# [DESCRIPTION OF THE TASK]
Print the records below exactly as they appear.

# [EXTRACTED RECORDS]
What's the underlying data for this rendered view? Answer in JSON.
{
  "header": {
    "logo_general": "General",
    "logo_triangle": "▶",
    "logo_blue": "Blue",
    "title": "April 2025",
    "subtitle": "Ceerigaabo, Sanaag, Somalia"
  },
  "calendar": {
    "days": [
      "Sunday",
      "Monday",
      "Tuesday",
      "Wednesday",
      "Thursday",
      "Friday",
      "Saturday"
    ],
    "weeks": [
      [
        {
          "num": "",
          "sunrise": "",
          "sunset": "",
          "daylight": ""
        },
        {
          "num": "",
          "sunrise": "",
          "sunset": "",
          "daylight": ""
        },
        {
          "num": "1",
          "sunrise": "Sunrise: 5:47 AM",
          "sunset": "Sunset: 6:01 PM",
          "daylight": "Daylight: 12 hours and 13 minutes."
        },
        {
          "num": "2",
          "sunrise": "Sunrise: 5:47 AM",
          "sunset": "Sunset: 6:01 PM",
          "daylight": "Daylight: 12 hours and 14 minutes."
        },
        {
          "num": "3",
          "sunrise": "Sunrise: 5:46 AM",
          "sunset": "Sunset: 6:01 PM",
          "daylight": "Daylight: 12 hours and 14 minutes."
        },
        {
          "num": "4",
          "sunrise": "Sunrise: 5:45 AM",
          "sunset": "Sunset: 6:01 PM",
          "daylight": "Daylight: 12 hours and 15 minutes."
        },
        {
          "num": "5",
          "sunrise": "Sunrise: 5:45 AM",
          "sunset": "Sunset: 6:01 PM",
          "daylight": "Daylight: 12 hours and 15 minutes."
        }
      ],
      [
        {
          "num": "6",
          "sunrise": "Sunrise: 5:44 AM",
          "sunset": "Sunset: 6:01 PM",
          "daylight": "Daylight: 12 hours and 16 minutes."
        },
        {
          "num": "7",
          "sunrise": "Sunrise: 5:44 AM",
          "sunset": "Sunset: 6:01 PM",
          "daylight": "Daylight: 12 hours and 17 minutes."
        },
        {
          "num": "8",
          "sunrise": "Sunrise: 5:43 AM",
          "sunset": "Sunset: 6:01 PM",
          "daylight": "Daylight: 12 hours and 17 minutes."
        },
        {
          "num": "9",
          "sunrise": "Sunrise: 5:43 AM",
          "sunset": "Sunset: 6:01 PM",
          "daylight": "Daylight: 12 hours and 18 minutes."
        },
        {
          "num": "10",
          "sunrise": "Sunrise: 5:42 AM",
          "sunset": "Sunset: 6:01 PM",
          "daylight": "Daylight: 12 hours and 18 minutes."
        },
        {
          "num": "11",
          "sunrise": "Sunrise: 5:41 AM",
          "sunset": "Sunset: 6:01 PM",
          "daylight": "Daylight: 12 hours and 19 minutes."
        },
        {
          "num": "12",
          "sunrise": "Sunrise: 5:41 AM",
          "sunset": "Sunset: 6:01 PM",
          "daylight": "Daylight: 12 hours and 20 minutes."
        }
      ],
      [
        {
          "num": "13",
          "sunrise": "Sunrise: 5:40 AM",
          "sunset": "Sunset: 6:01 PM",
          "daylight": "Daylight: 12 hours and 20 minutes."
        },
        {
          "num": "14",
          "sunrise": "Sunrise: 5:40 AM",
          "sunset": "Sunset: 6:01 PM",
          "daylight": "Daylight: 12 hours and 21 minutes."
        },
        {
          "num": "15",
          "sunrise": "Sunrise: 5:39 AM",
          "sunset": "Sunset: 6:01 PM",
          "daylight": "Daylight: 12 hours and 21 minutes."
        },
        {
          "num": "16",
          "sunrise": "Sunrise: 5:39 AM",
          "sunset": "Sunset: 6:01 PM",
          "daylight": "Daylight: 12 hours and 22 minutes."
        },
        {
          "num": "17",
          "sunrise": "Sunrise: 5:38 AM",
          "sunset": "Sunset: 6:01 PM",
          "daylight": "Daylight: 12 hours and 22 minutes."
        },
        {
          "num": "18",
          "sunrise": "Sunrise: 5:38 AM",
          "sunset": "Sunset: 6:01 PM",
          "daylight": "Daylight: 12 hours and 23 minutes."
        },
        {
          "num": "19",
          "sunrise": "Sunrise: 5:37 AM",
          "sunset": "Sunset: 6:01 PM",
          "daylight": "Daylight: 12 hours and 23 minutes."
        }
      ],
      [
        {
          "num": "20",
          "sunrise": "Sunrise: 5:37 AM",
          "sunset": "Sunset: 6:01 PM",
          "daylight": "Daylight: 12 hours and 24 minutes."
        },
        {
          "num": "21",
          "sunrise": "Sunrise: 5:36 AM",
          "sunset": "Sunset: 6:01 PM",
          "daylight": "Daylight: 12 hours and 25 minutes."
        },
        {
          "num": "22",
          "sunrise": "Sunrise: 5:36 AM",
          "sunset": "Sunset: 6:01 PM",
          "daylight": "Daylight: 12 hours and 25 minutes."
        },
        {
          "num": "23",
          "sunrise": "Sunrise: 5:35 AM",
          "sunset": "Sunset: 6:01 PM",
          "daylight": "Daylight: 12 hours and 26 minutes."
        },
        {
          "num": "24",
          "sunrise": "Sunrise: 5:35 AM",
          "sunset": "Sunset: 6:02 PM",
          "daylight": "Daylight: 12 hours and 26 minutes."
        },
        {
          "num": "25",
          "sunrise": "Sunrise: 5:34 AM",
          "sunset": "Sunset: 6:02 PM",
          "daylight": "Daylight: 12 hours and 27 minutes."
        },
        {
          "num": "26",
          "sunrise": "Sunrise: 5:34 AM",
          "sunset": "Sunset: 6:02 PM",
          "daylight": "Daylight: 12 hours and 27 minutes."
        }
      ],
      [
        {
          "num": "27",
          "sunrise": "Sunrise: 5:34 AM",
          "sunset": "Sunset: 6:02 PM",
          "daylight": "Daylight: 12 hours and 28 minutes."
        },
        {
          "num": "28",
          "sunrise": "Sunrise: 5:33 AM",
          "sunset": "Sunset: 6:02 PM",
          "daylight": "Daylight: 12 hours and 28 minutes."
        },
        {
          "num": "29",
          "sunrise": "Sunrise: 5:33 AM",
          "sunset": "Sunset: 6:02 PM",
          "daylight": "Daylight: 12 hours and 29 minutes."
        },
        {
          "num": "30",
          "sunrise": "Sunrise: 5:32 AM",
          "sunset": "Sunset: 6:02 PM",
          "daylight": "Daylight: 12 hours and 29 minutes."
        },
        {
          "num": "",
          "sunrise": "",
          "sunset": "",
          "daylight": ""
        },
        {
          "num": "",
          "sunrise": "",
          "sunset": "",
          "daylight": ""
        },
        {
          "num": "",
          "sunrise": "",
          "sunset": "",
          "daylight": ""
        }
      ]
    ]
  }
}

# [FINISHED TASK]
What's the underlying data for this rendered view? Answer in JSON.
{
  "header": {
    "logo_general": "General",
    "logo_triangle": "▶",
    "logo_blue": "Blue",
    "title": "April 2025",
    "subtitle": "Ceerigaabo, Sanaag, Somalia"
  },
  "calendar": {
    "days": [
      "Sunday",
      "Monday",
      "Tuesday",
      "Wednesday",
      "Thursday",
      "Friday",
      "Saturday"
    ],
    "weeks": [
      [
        {
          "num": "",
          "sunrise": "",
          "sunset": "",
          "daylight": ""
        },
        {
          "num": "",
          "sunrise": "",
          "sunset": "",
          "daylight": ""
        },
        {
          "num": "1",
          "sunrise": "Sunrise: 5:47 AM",
          "sunset": "Sunset: 6:01 PM",
          "daylight": "Daylight: 12 hours and 13 minutes."
        },
        {
          "num": "2",
          "sunrise": "Sunrise: 5:47 AM",
          "sunset": "Sunset: 6:01 PM",
          "daylight": "Daylight: 12 hours and 14 minutes."
        },
        {
          "num": "3",
          "sunrise": "Sunrise: 5:46 AM",
          "sunset": "Sunset: 6:01 PM",
          "daylight": "Daylight: 12 hours and 14 minutes."
        },
        {
          "num": "4",
          "sunrise": "Sunrise: 5:45 AM",
          "sunset": "Sunset: 6:01 PM",
          "daylight": "Daylight: 12 hours and 15 minutes."
        },
        {
          "num": "5",
          "sunrise": "Sunrise: 5:45 AM",
          "sunset": "Sunset: 6:01 PM",
          "daylight": "Daylight: 12 hours and 15 minutes."
        }
      ],
      [
        {
          "num": "6",
          "sunrise": "Sunrise: 5:44 AM",
          "sunset": "Sunset: 6:01 PM",
          "daylight": "Daylight: 12 hours and 16 minutes."
        },
        {
          "num": "7",
          "sunrise": "Sunrise: 5:44 AM",
          "sunset": "Sunset: 6:01 PM",
          "daylight": "Daylight: 12 hours and 17 minutes."
        },
        {
          "num": "8",
          "sunrise": "Sunrise: 5:43 AM",
          "sunset": "Sunset: 6:01 PM",
          "daylight": "Daylight: 12 hours and 17 minutes."
        },
        {
          "num": "9",
          "sunrise": "Sunrise: 5:43 AM",
          "sunset": "Sunset: 6:01 PM",
          "daylight": "Daylight: 12 hours and 18 minutes."
        },
        {
          "num": "10",
          "sunrise": "Sunrise: 5:42 AM",
          "sunset": "Sunset: 6:01 PM",
          "daylight": "Daylight: 12 hours and 18 minutes."
        },
        {
          "num": "11",
          "sunrise": "Sunrise: 5:41 AM",
          "sunset": "Sunset: 6:01 PM",
          "daylight": "Daylight: 12 hours and 19 minutes."
        },
        {
          "num": "12",
          "sunrise": "Sunrise: 5:41 AM",
          "sunset": "Sunset: 6:01 PM",
          "daylight": "Daylight: 12 hours and 20 minutes."
        }
      ],
      [
        {
          "num": "13",
          "sunrise": "Sunrise: 5:40 AM",
          "sunset": "Sunset: 6:01 PM",
          "daylight": "Daylight: 12 hours and 20 minutes."
        },
        {
          "num": "14",
          "sunrise": "Sunrise: 5:40 AM",
          "sunset": "Sunset: 6:01 PM",
          "daylight": "Daylight: 12 hours and 21 minutes."
        },
        {
          "num": "15",
          "sunrise": "Sunrise: 5:39 AM",
          "sunset": "Sunset: 6:01 PM",
          "daylight": "Daylight: 12 hours and 21 minutes."
        },
        {
          "num": "16",
          "sunrise": "Sunrise: 5:39 AM",
          "sunset": "Sunset: 6:01 PM",
          "daylight": "Daylight: 12 hours and 22 minutes."
        },
        {
          "num": "17",
          "sunrise": "Sunrise: 5:38 AM",
          "sunset": "Sunset: 6:01 PM",
          "daylight": "Daylight: 12 hours and 22 minutes."
        },
        {
          "num": "18",
          "sunrise": "Sunrise: 5:38 AM",
          "sunset": "Sunset: 6:01 PM",
          "daylight": "Daylight: 12 hours and 23 minutes."
        },
        {
          "num": "19",
          "sunrise": "Sunrise: 5:37 AM",
          "sunset": "Sunset: 6:01 PM",
          "daylight": "Daylight: 12 hours and 23 minutes."
        }
      ],
      [
        {
          "num": "20",
          "sunrise": "Sunrise: 5:37 AM",
          "sunset": "Sunset: 6:01 PM",
          "daylight": "Daylight: 12 hours and 24 minutes."
        },
        {
          "num": "21",
          "sunrise": "Sunrise: 5:36 AM",
          "sunset": "Sunset: 6:01 PM",
          "daylight": "Daylight: 12 hours and 25 minutes."
        },
        {
          "num": "22",
          "sunrise": "Sunrise: 5:36 AM",
          "sunset": "Sunset: 6:01 PM",
          "daylight": "Daylight: 12 hours and 25 minutes."
        },
        {
          "num": "23",
          "sunrise": "Sunrise: 5:35 AM",
          "sunset": "Sunset: 6:01 PM",
          "daylight": "Daylight: 12 hours and 26 minutes."
        },
        {
          "num": "24",
          "sunrise": "Sunrise: 5:35 AM",
          "sunset": "Sunset: 6:02 PM",
          "daylight": "Daylight: 12 hours and 26 minutes."
        },
        {
          "num": "25",
          "sunrise": "Sunrise: 5:34 AM",
          "sunset": "Sunset: 6:02 PM",
          "daylight": "Daylight: 12 hours and 27 minutes."
        },
        {
          "num": "26",
          "sunrise": "Sunrise: 5:34 AM",
          "sunset": "Sunset: 6:02 PM",
          "daylight": "Daylight: 12 hours and 27 minutes."
        }
      ],
      [
        {
          "num": "27",
          "sunrise": "Sunrise: 5:34 AM",
          "sunset": "Sunset: 6:02 PM",
          "daylight": "Daylight: 12 hours and 28 minutes."
        },
        {
          "num": "28",
          "sunrise": "Sunrise: 5:33 AM",
          "sunset": "Sunset: 6:02 PM",
          "daylight": "Daylight: 12 hours and 28 minutes."
        },
        {
          "num": "29",
          "sunrise": "Sunrise: 5:33 AM",
          "sunset": "Sunset: 6:02 PM",
          "daylight": "Daylight: 12 hours and 29 minutes."
        },
        {
          "num": "30",
          "sunrise": "Sunrise: 5:32 AM",
          "sunset": "Sunset: 6:02 PM",
          "daylight": "Daylight: 12 hours and 29 minutes."
        },
        {
          "num": "",
          "sunrise": "",
          "sunset": "",
          "daylight": ""
        },
        {
          "num": "",
          "sunrise": "",
          "sunset": "",
          "daylight": ""
        },
        {
          "num": "",
          "sunrise": "",
          "sunset": "",
          "daylight": ""
        }
      ]
    ]
  }
}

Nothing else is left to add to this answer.